EXTRACTED MATERIAL:
◇ ◇ ◇ ◇ ◇
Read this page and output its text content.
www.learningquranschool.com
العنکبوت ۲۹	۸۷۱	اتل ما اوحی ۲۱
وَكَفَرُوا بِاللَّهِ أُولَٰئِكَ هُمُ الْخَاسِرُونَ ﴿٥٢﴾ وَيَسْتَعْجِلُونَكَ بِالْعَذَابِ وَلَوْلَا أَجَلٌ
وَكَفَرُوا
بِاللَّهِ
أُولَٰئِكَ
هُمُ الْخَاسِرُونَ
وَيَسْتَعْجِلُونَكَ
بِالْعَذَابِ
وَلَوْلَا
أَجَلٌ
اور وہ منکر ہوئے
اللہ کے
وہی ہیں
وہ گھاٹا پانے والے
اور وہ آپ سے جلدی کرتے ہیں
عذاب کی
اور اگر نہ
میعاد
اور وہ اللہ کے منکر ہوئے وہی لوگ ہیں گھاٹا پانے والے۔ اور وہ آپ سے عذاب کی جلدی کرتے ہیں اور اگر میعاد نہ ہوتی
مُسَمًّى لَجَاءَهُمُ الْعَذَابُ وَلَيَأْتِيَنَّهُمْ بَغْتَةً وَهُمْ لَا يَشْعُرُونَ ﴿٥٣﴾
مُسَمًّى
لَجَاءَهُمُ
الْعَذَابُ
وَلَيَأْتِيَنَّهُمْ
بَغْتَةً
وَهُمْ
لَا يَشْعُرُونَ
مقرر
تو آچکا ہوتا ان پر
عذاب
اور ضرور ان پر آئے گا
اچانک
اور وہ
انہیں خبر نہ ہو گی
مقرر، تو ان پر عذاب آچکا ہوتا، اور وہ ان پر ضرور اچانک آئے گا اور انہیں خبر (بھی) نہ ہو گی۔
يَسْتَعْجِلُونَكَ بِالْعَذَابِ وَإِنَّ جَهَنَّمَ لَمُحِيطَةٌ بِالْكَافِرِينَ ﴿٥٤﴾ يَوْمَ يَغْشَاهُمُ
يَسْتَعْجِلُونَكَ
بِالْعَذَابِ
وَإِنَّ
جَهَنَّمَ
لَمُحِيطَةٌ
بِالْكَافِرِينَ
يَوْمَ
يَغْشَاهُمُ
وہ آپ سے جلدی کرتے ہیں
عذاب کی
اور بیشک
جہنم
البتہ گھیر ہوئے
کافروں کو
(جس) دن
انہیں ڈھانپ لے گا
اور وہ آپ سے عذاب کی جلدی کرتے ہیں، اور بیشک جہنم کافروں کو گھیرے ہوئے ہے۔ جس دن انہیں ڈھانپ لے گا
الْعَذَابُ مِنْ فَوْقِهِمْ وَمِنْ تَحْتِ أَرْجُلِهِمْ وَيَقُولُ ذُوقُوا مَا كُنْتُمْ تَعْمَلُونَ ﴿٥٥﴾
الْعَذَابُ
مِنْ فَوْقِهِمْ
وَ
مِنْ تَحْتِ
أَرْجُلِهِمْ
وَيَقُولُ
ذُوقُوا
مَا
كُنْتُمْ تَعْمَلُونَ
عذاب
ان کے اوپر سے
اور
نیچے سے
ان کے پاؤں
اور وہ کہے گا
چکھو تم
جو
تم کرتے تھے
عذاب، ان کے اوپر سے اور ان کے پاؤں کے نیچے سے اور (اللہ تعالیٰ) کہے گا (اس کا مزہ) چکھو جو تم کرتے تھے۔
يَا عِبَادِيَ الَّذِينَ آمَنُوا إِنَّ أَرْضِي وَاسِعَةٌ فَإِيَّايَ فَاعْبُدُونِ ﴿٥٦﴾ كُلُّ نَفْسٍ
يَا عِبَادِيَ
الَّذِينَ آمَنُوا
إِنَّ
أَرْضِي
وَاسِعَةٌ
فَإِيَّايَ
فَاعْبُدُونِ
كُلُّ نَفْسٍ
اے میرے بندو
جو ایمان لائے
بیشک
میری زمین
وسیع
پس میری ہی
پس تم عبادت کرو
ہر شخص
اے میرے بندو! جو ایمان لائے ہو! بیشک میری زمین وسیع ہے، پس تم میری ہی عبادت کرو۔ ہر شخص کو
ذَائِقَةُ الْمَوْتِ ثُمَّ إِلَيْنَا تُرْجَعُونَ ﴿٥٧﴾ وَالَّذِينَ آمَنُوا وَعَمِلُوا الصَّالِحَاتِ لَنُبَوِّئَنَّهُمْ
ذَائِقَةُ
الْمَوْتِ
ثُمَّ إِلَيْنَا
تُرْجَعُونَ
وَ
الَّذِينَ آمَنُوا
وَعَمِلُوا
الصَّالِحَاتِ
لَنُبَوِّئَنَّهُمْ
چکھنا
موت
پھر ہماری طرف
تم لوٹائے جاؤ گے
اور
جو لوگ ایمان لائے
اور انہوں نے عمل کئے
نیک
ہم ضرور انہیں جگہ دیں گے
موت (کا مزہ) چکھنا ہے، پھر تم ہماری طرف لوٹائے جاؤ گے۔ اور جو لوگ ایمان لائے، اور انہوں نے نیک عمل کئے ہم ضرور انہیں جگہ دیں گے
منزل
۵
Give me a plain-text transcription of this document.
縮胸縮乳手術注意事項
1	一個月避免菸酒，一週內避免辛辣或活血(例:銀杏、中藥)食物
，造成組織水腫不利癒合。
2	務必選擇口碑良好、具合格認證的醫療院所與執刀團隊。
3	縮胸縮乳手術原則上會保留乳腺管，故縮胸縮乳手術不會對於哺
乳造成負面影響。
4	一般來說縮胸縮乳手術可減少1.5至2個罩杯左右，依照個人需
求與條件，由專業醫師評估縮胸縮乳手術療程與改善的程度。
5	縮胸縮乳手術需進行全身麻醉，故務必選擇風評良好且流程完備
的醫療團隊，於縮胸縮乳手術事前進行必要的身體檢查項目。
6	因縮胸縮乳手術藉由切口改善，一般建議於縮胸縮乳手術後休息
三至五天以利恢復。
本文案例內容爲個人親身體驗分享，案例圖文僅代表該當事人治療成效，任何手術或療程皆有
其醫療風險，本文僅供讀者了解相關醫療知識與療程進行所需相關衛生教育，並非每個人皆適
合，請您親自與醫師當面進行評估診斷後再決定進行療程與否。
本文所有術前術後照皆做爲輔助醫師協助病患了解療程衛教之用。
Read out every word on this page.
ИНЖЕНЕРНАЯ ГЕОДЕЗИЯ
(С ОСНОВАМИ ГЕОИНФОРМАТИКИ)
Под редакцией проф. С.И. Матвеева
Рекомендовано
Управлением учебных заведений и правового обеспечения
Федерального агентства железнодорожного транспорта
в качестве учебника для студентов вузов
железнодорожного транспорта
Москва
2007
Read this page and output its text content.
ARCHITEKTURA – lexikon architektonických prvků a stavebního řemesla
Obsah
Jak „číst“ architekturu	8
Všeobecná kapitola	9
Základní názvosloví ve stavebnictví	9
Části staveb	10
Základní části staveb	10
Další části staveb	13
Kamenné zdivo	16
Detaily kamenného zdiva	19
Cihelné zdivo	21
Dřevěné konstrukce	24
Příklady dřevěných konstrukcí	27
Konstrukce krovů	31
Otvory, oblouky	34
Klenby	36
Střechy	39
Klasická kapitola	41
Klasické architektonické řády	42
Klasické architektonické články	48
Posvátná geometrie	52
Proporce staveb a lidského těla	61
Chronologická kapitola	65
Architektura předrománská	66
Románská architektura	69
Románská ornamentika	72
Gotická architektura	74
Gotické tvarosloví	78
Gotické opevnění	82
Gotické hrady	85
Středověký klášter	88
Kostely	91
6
◇ ◇ ◇ ◇ ◇
REQUEST: Output the entries exactly.

SOLUTION TO THIS EXERCISE:
Read this page and output its text content.
www.learningquranschool.com
العنکبوت ۲۹	۸۷۱	اتل ما اوحی ۲۱
وَكَفَرُوا بِاللَّهِ أُولَٰئِكَ هُمُ الْخَاسِرُونَ ﴿٥٢﴾ وَيَسْتَعْجِلُونَكَ بِالْعَذَابِ وَلَوْلَا أَجَلٌ
وَكَفَرُوا
بِاللَّهِ
أُولَٰئِكَ
هُمُ الْخَاسِرُونَ
وَيَسْتَعْجِلُونَكَ
بِالْعَذَابِ
وَلَوْلَا
أَجَلٌ
اور وہ منکر ہوئے
اللہ کے
وہی ہیں
وہ گھاٹا پانے والے
اور وہ آپ سے جلدی کرتے ہیں
عذاب کی
اور اگر نہ
میعاد
اور وہ اللہ کے منکر ہوئے وہی لوگ ہیں گھاٹا پانے والے۔ اور وہ آپ سے عذاب کی جلدی کرتے ہیں اور اگر میعاد نہ ہوتی
مُسَمًّى لَجَاءَهُمُ الْعَذَابُ وَلَيَأْتِيَنَّهُمْ بَغْتَةً وَهُمْ لَا يَشْعُرُونَ ﴿٥٣﴾
مُسَمًّى
لَجَاءَهُمُ
الْعَذَابُ
وَلَيَأْتِيَنَّهُمْ
بَغْتَةً
وَهُمْ
لَا يَشْعُرُونَ
مقرر
تو آچکا ہوتا ان پر
عذاب
اور ضرور ان پر آئے گا
اچانک
اور وہ
انہیں خبر نہ ہو گی
مقرر، تو ان پر عذاب آچکا ہوتا، اور وہ ان پر ضرور اچانک آئے گا اور انہیں خبر (بھی) نہ ہو گی۔
يَسْتَعْجِلُونَكَ بِالْعَذَابِ وَإِنَّ جَهَنَّمَ لَمُحِيطَةٌ بِالْكَافِرِينَ ﴿٥٤﴾ يَوْمَ يَغْشَاهُمُ
يَسْتَعْجِلُونَكَ
بِالْعَذَابِ
وَإِنَّ
جَهَنَّمَ
لَمُحِيطَةٌ
بِالْكَافِرِينَ
يَوْمَ
يَغْشَاهُمُ
وہ آپ سے جلدی کرتے ہیں
عذاب کی
اور بیشک
جہنم
البتہ گھیر ہوئے
کافروں کو
(جس) دن
انہیں ڈھانپ لے گا
اور وہ آپ سے عذاب کی جلدی کرتے ہیں، اور بیشک جہنم کافروں کو گھیرے ہوئے ہے۔ جس دن انہیں ڈھانپ لے گا
الْعَذَابُ مِنْ فَوْقِهِمْ وَمِنْ تَحْتِ أَرْجُلِهِمْ وَيَقُولُ ذُوقُوا مَا كُنْتُمْ تَعْمَلُونَ ﴿٥٥﴾
الْعَذَابُ
مِنْ فَوْقِهِمْ
وَ
مِنْ تَحْتِ
أَرْجُلِهِمْ
وَيَقُولُ
ذُوقُوا
مَا
كُنْتُمْ تَعْمَلُونَ
عذاب
ان کے اوپر سے
اور
نیچے سے
ان کے پاؤں
اور وہ کہے گا
چکھو تم
جو
تم کرتے تھے
عذاب، ان کے اوپر سے اور ان کے پاؤں کے نیچے سے اور (اللہ تعالیٰ) کہے گا (اس کا مزہ) چکھو جو تم کرتے تھے۔
يَا عِبَادِيَ الَّذِينَ آمَنُوا إِنَّ أَرْضِي وَاسِعَةٌ فَإِيَّايَ فَاعْبُدُونِ ﴿٥٦﴾ كُلُّ نَفْسٍ
يَا عِبَادِيَ
الَّذِينَ آمَنُوا
إِنَّ
أَرْضِي
وَاسِعَةٌ
فَإِيَّايَ
فَاعْبُدُونِ
كُلُّ نَفْسٍ
اے میرے بندو
جو ایمان لائے
بیشک
میری زمین
وسیع
پس میری ہی
پس تم عبادت کرو
ہر شخص
اے میرے بندو! جو ایمان لائے ہو! بیشک میری زمین وسیع ہے، پس تم میری ہی عبادت کرو۔ ہر شخص کو
ذَائِقَةُ الْمَوْتِ ثُمَّ إِلَيْنَا تُرْجَعُونَ ﴿٥٧﴾ وَالَّذِينَ آمَنُوا وَعَمِلُوا الصَّالِحَاتِ لَنُبَوِّئَنَّهُمْ
ذَائِقَةُ
الْمَوْتِ
ثُمَّ إِلَيْنَا
تُرْجَعُونَ
وَ
الَّذِينَ آمَنُوا
وَعَمِلُوا
الصَّالِحَاتِ
لَنُبَوِّئَنَّهُمْ
چکھنا
موت
پھر ہماری طرف
تم لوٹائے جاؤ گے
اور
جو لوگ ایمان لائے
اور انہوں نے عمل کئے
نیک
ہم ضرور انہیں جگہ دیں گے
موت (کا مزہ) چکھنا ہے، پھر تم ہماری طرف لوٹائے جاؤ گے۔ اور جو لوگ ایمان لائے، اور انہوں نے نیک عمل کئے ہم ضرور انہیں جگہ دیں گے
منزل
۵
Give me a plain-text transcription of this document.
縮胸縮乳手術注意事項
1	一個月避免菸酒，一週內避免辛辣或活血(例:銀杏、中藥)食物
，造成組織水腫不利癒合。
2	務必選擇口碑良好、具合格認證的醫療院所與執刀團隊。
3	縮胸縮乳手術原則上會保留乳腺管，故縮胸縮乳手術不會對於哺
乳造成負面影響。
4	一般來說縮胸縮乳手術可減少1.5至2個罩杯左右，依照個人需
求與條件，由專業醫師評估縮胸縮乳手術療程與改善的程度。
5	縮胸縮乳手術需進行全身麻醉，故務必選擇風評良好且流程完備
的醫療團隊，於縮胸縮乳手術事前進行必要的身體檢查項目。
6	因縮胸縮乳手術藉由切口改善，一般建議於縮胸縮乳手術後休息
三至五天以利恢復。
本文案例內容爲個人親身體驗分享，案例圖文僅代表該當事人治療成效，任何手術或療程皆有
其醫療風險，本文僅供讀者了解相關醫療知識與療程進行所需相關衛生教育，並非每個人皆適
合，請您親自與醫師當面進行評估診斷後再決定進行療程與否。
本文所有術前術後照皆做爲輔助醫師協助病患了解療程衛教之用。
Read out every word on this page.
ИНЖЕНЕРНАЯ ГЕОДЕЗИЯ
(С ОСНОВАМИ ГЕОИНФОРМАТИКИ)
Под редакцией проф. С.И. Матвеева
Рекомендовано
Управлением учебных заведений и правового обеспечения
Федерального агентства железнодорожного транспорта
в качестве учебника для студентов вузов
железнодорожного транспорта
Москва
2007
Read this page and output its text content.
ARCHITEKTURA – lexikon architektonických prvků a stavebního řemesla
Obsah
Jak „číst“ architekturu	8
Všeobecná kapitola	9
Základní názvosloví ve stavebnictví	9
Části staveb	10
Základní části staveb	10
Další části staveb	13
Kamenné zdivo	16
Detaily kamenného zdiva	19
Cihelné zdivo	21
Dřevěné konstrukce	24
Příklady dřevěných konstrukcí	27
Konstrukce krovů	31
Otvory, oblouky	34
Klenby	36
Střechy	39
Klasická kapitola	41
Klasické architektonické řády	42
Klasické architektonické články	48
Posvátná geometrie	52
Proporce staveb a lidského těla	61
Chronologická kapitola	65
Architektura předrománská	66
Románská architektura	69
Románská ornamentika	72
Gotická architektura	74
Gotické tvarosloví	78
Gotické opevnění	82
Gotické hrady	85
Středověký klášter	88
Kostely	91
6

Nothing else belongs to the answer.